- PROBLEM 1 -
Based on the regression notes, decide whether each statement agrees with them. Answer yes or no for each, and quote the words from the notes that settle it. (a) RSE uses the same units as the output variable. (b) R^2 can serve as the only method for assessing model quality. (c) RSE is commonly used to calculate other metrics.
- PROBLEM 2 -
List every key assumption of linear regression that the regression notes name.
- PROBLEM 3 -
How do the regression notes define multicollinearity?
[[ GIVEN TEXT open ]]

# Conceptual Questions

## Question 1

#### RSS (Residual Sum of Squares) represents the total squared difference between predicted values and actual data points, while RSE (Residual Standard Error) is the root of the average squared distance, basically acting as a standardized measure of how well the regression line fits the data. RSS is a raw sum, while RSE is a standardized measure of the average error per data point.

#### RSS is given by: $$ \text{RSS} = \sum_{i=1}^{n} (y_i - \hat{y}_i)^2 $$ where n is the number of data points, y_i is the observed response for the ith datapoint, and y_hat_i is the predicted value from the model for that point.

#### RSE is given by: $$ \text{RSE} = \sqrt{ \frac{1}{n - p} \sum_{i=1}^{n} (y_i - \hat{y}_i)^2 } $$ where p is the number of parameters. This is basically an estimated standard deviation of the model's residuals, measuring how far residuals tend to deviate from 0.

#### RSS is often used as a way to evaluate and calculate other metrics. For example, R^2 depends on RSS. On the other hand, RSE is a more intuitive measure which is not really used to calculate other metrics. RSE uses the same units as the output variable, where RSS is the unit squared. So while they both measure error, RSS measures the overall size of the errors while RSE transforms that sum into a standard deviation of residuals.

## Question 2

#### A loss function quantifies the discrepancy between the model's predictions and the actuals. You can choose a loss function with respect to the model's parameters. 

#### Mean Squared Error (MSE) is a specific type of loss function seen often in regression models. Its equation is $$ \text{MSE} = \frac{1}{n} \sum_{i=1}^{n} \bigl(y_i - \hat{y}_i\bigr)^2 $$

#### MSE is mainly used for regression problems, with an emphasis on penalizing large errors. This function squares residuals, which heavily weights bigger mistakes. lower MSE = predictions are closer on average than higher MSE 

#### In general, a loss function will tell you how poorly a model is doing. The primary object of training the model is to reduce this function; if the model is doing 'less bad', it must improving. In summary, MSE is one of the simplest and most common loss functions for regression.

## Question 3

#### To the untrained eye, linear regression may seem straightforward: modeling the relationship between a dependent variable Y and one or more independent variables X, using a simple linear equation that looks strikingly similar to the first equation many of us learned: y=mx+b. However, the complexity in linear regression arises from a number of factors. One is all the assumptions you have to make. Linear regression relies on key assumptions like linearity, independence of variables, and normality of errors. Many models are also prone to multicollinearity, when predictors are highly correlated. This affects the regression coefficients making interpretation of the model very difficult. Even with simple models, finding a good balance such that the model is not over or under fitting is very important. Understanding these complexities on a fundamental level is essential for effectively applying regression techniques.

## Question 4

#### There are several techniques and strategies you can employ to determine if a model is a good or bad fit. One that comes to mind is an R^2 test, which measures the proportion of variance in the dependent variable explained by the independent variables. R^2 ranges from 0..1, and this serves as a key metric of the model's accuracy. The closer R^2 is to 1, the better the fit of the model. However, one thing to keep in mind here is, R^2 could be high even if the model has been overfit to the data, so this cannot be the only method used to assess the quality of the model. Another method is plotting residuals around zero and making sure the distribution is randomly scattered, rather than having clear patterns or clustering. You can also use error metrics like Mean Squared Error (MSE). Like I previously discussed, having a lower MSE is more desirable and shows that the model is improving (better fit).
[[ GIVEN TEXT closed ]]
[[ SOURCE DATA open ]]
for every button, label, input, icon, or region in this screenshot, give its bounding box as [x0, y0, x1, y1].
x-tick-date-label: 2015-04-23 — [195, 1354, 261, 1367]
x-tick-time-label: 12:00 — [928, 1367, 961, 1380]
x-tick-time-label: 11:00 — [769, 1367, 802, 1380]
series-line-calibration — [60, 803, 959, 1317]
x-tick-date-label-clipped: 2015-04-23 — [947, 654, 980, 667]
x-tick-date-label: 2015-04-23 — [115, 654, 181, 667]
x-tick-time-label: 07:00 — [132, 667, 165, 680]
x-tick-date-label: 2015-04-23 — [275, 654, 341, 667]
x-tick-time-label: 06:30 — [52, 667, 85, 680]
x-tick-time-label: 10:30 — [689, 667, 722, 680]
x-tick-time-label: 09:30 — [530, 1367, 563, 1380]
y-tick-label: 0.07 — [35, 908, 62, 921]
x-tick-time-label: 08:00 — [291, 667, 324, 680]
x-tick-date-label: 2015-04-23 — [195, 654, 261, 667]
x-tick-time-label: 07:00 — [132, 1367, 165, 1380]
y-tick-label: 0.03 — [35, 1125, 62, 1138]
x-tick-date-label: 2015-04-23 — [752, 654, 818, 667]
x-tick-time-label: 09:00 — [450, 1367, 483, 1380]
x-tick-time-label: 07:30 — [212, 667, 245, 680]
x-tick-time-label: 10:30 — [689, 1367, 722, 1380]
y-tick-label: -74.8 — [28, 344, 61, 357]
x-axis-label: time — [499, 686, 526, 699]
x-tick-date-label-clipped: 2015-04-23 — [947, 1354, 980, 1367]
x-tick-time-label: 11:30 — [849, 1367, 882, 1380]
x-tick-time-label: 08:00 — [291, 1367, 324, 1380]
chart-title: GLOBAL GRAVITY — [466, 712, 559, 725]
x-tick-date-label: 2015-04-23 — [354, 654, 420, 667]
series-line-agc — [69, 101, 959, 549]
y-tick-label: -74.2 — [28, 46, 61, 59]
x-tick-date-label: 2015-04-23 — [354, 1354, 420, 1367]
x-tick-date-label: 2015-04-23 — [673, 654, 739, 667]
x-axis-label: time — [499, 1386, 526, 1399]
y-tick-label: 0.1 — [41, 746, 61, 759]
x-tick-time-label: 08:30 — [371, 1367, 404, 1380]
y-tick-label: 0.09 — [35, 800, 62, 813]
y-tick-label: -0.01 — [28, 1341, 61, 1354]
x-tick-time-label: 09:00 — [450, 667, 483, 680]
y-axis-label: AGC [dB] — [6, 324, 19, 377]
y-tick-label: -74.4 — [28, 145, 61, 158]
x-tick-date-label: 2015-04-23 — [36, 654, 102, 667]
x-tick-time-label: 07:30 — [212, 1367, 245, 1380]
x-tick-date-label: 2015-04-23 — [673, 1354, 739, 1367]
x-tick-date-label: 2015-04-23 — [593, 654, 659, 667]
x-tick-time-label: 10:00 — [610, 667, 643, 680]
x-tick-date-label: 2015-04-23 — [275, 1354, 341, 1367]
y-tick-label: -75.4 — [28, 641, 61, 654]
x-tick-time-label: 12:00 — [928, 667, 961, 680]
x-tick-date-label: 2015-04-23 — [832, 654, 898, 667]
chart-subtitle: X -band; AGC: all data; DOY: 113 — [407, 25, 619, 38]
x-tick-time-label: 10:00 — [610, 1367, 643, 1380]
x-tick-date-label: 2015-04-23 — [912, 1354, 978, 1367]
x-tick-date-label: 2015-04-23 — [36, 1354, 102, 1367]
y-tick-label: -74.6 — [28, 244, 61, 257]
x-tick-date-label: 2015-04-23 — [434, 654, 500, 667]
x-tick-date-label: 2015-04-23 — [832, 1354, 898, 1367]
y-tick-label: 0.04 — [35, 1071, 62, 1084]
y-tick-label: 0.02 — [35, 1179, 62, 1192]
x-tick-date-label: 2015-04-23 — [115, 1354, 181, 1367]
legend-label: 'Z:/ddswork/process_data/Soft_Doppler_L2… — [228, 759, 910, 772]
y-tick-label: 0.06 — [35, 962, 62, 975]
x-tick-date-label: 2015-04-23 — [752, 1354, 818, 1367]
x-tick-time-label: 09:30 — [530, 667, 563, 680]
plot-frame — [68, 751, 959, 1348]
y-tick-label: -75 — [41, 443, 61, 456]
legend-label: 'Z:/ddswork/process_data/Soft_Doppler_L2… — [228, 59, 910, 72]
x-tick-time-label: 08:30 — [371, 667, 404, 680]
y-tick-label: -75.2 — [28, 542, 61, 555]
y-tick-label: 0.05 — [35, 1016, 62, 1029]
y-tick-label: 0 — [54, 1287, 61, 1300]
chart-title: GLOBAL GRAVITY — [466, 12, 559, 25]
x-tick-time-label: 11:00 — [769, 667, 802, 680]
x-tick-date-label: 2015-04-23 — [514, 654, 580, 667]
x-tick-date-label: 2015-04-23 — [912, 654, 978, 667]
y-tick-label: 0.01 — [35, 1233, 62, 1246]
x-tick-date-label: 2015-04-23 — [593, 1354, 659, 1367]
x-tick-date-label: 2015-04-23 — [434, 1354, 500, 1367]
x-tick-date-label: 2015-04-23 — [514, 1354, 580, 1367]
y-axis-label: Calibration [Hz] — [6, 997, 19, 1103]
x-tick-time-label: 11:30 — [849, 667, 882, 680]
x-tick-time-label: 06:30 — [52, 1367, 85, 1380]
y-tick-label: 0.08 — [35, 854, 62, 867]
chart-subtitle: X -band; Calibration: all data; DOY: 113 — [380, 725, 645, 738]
[[ SOURCE DATA closed ]]
- YOUR SOLUTION 1 -
(a) Yes: "RSE uses the same units as the output variable, where RSS is the unit squared."
(b) No: "so this cannot be the only method used to assess the quality of the model"
(c) No: "RSE is a more intuitive measure which is not really used to calculate other metrics."

- YOUR SOLUTION 2 -
- Linearity
- Independence of variables
- Normality of errors

- YOUR SOLUTION 3 -
Multicollinearity occurs when predictors are highly correlated.